» Trecho selecionado:

────

O termo ribeirinho comporta uma definição ampla. No Xingu, eles são denominados beiradeiros, que vivem no beiradão. De acordo com Sônia Barbosa Magalhães, cientista social e professora da Universidade Federal do Pará (UFPA), as características desse grupo resultam da relação que mantêm com a natureza, especialmente com o rio, combinando múltiplas atividades que se destinam à subsistência e ao mercado e que guardam forte relação com os períodos de cheias e de secas e com os recursos naturais disponíveis. A pesquisadora é uma das coordenadoras de um relatório sobre a situação das famílias de pescadores e lavradores que foram deslocados do seu ambiente, publicado pela Sociedade Brasileira para o Progresso da Ciência (SBPC) em 2017 e intitulado: A expulsão de ribeirinhos em Belo Monte.
O rio Xingu tem seis meses de cheia, com grande parte das ilhas submersas (a intensidade das cheias varia ao longo dos anos), e seis meses do ano de secas com ilhas e praias expostas. No mesmo relatório da SBPC, as pesquisadoras Ana De Francesco, da Universidade Estadual de Campinas (Unicamp), Alexandra Freitas, Clara Baitello e Denise da Silva Graça, do Instituto Socioambiental (ISA), explicam: "Os ribeirinhos que habitavam a região do médio Xingu, onde hoje se encontra o reservatório da Hidrelétrica de Belo Monte, desenvolveram saberes e práticas ao longo dos anos, em um processo de experimentação e interação com o ambiente, transmitidas e enriquecidas ao longo de gerações no dia a dia do beiradão. Esses saberes estão presentes nas construções das casas, nos cultivos das roças, nos quintais agroflorestais, nas áreas de pesca e nas estratégias adotadas para responder à dinâmica das variações sazonais do rio Xingu".

────

» Linhas de dados:
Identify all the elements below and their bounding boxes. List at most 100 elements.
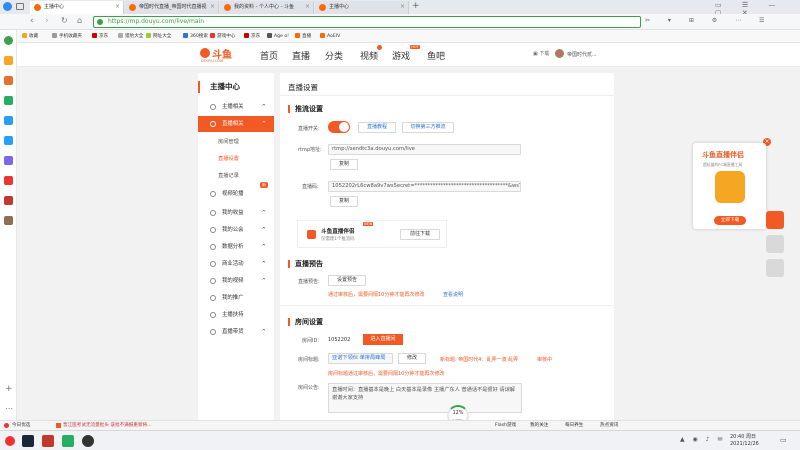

────

» Instruções do exercício:
As afirmações a seguir concordam com o trecho selecionado? Para cada uma, responda sim ou não e cite entre aspas as palavras do trecho que decidem a questão. (a) O relatório da SBPC foi publicado em 2017. (b) O rio Xingu tem oito meses de cheia. (c) Sônia Barbosa Magalhães é professora da Unicamp. O material é independente do trecho selecionado.

» Resposta:
(a) Sim: "publicado pela Sociedade Brasileira para o Progresso da Ciência (SBPC) em 2017".
(b) Não: "O rio Xingu tem seis meses de cheia".
(c) Não: "cientista social e professora da Universidade Federal do Pará (UFPA)".